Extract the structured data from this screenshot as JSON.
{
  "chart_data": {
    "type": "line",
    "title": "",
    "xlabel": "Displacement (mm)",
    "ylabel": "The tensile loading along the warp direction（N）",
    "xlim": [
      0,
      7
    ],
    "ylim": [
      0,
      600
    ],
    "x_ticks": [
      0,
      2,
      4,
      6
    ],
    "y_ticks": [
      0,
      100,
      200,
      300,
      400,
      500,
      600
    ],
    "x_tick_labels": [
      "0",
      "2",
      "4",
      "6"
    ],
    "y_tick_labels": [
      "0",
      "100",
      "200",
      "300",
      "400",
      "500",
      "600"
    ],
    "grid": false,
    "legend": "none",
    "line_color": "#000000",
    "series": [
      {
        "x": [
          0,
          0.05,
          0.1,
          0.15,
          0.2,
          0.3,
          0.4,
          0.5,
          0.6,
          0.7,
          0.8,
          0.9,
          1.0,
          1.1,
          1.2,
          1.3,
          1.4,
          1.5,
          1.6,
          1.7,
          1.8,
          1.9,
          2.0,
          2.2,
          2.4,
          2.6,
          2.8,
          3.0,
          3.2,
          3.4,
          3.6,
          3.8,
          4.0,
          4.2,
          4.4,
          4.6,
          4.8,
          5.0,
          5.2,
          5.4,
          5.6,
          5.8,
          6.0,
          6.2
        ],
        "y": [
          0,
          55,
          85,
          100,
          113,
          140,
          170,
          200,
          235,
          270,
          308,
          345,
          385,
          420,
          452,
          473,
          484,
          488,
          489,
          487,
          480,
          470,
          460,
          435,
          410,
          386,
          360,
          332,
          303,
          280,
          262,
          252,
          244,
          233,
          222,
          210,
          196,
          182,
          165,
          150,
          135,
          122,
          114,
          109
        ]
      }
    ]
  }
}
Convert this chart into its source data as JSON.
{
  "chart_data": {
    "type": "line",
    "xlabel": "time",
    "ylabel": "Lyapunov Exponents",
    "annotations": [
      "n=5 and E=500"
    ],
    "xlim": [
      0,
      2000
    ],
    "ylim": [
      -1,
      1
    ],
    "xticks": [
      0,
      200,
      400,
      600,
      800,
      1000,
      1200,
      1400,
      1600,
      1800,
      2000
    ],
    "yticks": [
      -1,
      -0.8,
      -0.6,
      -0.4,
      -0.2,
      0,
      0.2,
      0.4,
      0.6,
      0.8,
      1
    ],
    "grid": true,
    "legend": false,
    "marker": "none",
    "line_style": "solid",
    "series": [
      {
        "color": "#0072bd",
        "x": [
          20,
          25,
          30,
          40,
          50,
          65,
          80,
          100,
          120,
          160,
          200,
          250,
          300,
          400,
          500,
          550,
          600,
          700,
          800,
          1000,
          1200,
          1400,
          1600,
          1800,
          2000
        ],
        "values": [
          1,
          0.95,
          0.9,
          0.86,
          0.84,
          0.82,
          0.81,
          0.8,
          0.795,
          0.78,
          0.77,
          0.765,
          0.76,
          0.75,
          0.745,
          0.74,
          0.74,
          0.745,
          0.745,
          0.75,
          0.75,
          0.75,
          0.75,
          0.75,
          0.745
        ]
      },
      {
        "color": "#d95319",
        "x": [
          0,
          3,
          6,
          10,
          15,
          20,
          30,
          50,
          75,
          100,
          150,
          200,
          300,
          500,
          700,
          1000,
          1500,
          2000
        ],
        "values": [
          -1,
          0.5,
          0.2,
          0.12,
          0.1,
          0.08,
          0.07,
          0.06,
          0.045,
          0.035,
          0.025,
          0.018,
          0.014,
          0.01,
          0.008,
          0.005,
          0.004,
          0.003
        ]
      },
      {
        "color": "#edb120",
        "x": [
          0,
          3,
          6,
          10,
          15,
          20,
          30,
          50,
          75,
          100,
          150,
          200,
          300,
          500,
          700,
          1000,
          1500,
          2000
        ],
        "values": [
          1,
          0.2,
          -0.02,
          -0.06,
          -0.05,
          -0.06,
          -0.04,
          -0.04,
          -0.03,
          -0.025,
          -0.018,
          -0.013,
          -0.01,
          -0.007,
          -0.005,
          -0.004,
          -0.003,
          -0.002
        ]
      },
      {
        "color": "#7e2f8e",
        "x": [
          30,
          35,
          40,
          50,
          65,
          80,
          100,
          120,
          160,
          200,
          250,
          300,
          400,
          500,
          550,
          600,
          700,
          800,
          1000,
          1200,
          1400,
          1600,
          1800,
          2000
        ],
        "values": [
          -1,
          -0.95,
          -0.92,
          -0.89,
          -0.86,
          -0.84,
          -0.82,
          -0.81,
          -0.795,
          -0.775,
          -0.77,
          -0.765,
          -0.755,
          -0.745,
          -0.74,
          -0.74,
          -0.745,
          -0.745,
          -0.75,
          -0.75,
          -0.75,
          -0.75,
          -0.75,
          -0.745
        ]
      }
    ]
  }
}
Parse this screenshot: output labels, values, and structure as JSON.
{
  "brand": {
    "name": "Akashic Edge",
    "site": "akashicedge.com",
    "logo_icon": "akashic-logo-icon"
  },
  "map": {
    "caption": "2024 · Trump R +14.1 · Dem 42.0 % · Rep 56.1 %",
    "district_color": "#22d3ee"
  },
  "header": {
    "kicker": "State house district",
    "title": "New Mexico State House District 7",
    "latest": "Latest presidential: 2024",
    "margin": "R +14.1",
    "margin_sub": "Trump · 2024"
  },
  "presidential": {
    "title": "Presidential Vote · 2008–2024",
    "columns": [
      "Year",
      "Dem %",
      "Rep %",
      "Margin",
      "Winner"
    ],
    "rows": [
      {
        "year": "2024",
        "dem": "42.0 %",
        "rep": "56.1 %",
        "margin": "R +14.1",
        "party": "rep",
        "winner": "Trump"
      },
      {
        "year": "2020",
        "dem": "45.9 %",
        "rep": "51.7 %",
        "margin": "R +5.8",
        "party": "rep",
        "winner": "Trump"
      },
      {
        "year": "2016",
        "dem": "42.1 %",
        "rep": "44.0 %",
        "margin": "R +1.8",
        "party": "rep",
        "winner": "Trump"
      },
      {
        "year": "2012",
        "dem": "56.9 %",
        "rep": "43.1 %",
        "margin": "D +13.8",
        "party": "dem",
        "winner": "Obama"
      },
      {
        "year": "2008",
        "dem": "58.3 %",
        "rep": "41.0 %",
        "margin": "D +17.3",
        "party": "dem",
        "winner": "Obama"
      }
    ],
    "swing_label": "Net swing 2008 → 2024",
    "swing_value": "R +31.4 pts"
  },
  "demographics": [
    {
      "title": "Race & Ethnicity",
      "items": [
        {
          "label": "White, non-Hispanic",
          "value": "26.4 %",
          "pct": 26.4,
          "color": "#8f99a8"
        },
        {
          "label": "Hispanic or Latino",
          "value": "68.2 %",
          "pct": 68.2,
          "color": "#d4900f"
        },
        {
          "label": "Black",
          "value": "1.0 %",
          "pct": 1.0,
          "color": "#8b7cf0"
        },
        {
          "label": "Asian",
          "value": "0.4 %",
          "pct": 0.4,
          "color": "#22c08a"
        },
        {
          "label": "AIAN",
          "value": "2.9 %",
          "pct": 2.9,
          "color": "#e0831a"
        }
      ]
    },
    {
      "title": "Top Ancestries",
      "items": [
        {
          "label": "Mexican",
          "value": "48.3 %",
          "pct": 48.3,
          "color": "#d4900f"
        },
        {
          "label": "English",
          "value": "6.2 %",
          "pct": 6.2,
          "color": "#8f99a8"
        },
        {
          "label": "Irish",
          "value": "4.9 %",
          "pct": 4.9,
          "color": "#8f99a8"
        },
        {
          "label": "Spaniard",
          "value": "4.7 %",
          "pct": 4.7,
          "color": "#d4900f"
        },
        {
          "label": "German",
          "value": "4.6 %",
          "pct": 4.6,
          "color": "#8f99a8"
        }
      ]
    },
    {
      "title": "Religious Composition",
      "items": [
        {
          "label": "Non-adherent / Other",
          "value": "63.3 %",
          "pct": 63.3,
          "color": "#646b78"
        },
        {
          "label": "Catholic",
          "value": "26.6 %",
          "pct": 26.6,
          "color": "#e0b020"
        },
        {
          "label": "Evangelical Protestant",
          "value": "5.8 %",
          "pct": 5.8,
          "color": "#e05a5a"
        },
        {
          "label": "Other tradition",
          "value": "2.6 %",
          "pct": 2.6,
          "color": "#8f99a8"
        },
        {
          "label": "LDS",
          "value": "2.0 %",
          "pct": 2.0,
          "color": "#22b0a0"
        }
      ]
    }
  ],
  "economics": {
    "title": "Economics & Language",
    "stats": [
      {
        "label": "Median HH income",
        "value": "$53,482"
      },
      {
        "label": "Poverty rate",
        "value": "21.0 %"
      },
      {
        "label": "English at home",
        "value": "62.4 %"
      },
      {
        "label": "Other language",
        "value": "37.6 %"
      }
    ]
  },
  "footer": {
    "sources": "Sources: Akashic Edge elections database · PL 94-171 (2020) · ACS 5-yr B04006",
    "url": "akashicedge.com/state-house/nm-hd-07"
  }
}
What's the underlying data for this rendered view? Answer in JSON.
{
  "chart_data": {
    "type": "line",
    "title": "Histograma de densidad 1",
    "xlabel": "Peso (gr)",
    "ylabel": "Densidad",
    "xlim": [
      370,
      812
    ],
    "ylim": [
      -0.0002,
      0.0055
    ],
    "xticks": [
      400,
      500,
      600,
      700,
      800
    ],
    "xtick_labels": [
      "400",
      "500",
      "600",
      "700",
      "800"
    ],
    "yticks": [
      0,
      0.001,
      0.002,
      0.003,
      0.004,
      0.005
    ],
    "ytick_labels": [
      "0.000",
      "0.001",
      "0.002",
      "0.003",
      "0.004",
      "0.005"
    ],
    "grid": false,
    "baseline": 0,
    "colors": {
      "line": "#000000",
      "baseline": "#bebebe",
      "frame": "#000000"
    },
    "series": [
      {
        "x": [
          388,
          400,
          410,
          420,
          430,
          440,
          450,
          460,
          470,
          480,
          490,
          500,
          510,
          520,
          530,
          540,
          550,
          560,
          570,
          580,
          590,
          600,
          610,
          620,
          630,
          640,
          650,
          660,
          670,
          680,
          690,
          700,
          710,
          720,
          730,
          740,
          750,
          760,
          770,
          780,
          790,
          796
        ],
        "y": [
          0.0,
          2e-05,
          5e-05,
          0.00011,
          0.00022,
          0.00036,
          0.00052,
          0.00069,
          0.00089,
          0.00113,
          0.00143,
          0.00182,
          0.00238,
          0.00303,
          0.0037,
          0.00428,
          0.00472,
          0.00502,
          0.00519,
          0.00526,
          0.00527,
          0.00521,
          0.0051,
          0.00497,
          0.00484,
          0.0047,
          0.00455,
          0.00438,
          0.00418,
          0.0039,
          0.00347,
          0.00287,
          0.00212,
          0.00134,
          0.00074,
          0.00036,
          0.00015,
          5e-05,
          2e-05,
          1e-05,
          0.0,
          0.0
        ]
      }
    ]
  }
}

┄┄┄┄┄┄┄┄┄┄┄┄┄┄┄┄┄┄┄┄

-- SHORT PROBLEM --
Copy each line of the entries that includes the word "xlabel".

-- WRITTEN RESPONSE --
    "xlabel": "Displacement (mm)",
    "xlabel": "time",
    "xlabel": "Peso (gr)",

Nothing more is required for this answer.